WM_CONCAT (MAPPING)  MAPPING

Also you will need to create and add to this source tab a logical schema that points to the database that contains the Hyperion Planning repository. One very important thing about this technique: it only works when you have all Hyperion Planning applications repository in a single database because even though the schema name will be changed dynamically, giving us the possibility to load any number of applications with a single component, the connection to the metadata database will be a single one. Of course that you can further change your process to accept dynamic topology information as seen in our previous post here, but in this example we will keep things simpler to demonstrate the technique. After you add this query in source, it’s just a matter to change the target code to something like this:

Our source query will retrieve one row only (called #MAPPING) with the exact number of dimensions that one specific planning application has (based on “PLANNING_SCHEMA” option) and will pass it to the target tab, where it will be used to retrieve the data. But you may be thinking now…. What about the source table for this data load? It may have different formats, different names, and different sources… it will not work in a dynamic load component…. and you are right, it won’t, so that’s why we need something extra to make this component work: an INBOUND_GENERIC table.

INBOUND_GENERIC is a table that contains all possible columns (and each column is a planning dimension) for all Planning applications that you will need to load. For example: if you need to load five applications and together they have 15 distinct dimensions, you will have an INBOUND_GENERIC table with 15 columns (one for each dimension name) plus three auxiliary columns: APP_NAME (the Hyperion Planning application name), CUBE (the cube that you will load data within that application) and INTERFACE_NAME (that is the job name that is loading that data). These three columns give you the flexibility to have in the same table information about different applications, cubes and even inbound jobs! For example, if you have only one application, but contains several inbound jobs, you still may have one single Essbase load component for your entire architecture, saving you time for any maintenance or new development. Also a good performance trick here is to have this table partitioned by INTERFACE_NAME, so you may easily truncate the partition before any new inbound job runs (and even parallel inbound executions).

- - - - - - -

- _Aim of the task_:
Update the passage on loading Hyperion Planning applications, everything from "Our source query" down to "an INBOUND_GENERIC table.", so that "dynamic load component" becomes "generic load component".

- - - - - - -

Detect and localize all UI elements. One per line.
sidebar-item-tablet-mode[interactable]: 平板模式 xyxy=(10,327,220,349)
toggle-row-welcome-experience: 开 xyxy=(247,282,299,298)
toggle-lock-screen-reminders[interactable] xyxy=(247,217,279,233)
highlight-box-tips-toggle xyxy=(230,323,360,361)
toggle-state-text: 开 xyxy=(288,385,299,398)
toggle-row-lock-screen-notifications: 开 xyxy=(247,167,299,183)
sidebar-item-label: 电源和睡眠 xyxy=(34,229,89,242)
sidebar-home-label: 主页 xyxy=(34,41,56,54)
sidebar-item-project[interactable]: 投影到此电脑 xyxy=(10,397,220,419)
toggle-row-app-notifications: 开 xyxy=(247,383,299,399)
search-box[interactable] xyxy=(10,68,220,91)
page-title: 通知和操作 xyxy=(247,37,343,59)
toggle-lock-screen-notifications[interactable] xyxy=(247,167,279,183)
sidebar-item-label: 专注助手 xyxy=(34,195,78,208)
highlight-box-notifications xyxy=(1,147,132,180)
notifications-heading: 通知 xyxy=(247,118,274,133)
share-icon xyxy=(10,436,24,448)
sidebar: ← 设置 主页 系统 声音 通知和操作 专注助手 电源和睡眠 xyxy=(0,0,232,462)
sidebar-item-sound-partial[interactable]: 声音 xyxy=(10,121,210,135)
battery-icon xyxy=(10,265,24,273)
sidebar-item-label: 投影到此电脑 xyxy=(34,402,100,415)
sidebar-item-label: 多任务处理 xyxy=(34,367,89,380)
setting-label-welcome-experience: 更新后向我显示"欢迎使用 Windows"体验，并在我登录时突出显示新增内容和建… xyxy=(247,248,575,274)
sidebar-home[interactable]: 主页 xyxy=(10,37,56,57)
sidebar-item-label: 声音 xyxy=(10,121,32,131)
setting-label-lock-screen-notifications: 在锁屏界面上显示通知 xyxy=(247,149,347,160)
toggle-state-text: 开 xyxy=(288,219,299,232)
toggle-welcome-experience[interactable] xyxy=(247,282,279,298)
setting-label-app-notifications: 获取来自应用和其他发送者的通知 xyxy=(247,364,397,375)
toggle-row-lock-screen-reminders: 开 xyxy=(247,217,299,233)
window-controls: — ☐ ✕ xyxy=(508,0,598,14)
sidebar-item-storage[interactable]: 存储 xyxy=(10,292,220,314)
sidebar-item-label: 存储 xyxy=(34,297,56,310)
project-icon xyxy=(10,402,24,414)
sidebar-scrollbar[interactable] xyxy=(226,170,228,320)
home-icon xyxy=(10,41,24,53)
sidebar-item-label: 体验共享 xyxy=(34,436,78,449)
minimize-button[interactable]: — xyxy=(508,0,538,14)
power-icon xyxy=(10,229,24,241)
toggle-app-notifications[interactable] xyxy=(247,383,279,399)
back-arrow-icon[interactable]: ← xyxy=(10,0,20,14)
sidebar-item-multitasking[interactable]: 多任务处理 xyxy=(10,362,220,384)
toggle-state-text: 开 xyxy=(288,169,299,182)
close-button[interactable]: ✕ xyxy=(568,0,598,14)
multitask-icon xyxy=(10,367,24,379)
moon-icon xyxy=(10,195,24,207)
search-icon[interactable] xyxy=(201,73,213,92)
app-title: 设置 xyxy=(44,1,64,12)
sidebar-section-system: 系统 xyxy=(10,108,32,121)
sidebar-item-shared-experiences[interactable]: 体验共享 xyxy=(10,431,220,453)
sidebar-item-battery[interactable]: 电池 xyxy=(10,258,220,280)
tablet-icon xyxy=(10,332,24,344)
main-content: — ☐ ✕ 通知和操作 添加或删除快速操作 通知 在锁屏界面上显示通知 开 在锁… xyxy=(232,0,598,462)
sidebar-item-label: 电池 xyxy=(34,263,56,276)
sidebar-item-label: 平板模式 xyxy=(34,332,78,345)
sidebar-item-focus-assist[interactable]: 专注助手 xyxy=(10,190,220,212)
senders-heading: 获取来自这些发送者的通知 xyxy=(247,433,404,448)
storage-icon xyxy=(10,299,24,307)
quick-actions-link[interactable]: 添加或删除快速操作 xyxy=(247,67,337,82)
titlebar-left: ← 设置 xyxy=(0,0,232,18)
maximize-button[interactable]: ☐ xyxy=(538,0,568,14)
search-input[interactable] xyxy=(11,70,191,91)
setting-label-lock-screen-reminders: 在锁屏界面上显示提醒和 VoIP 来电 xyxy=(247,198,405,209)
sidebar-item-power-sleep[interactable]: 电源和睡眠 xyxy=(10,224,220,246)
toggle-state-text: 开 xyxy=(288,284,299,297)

- - - - - - -

- _Finished task_:
Our source query will retrieve one row only (called #MAPPING) with the exact number of dimensions that one specific planning application has (based on “PLANNING_SCHEMA” option) and will pass it to the target tab, where it will be used to retrieve the data. But you may be thinking now…. What about the source table for this data load? It may have different formats, different names, and different sources… it will not work in a generic load component…. and you are right, it won’t, so that’s why we need something extra to make this component work: an INBOUND_GENERIC table.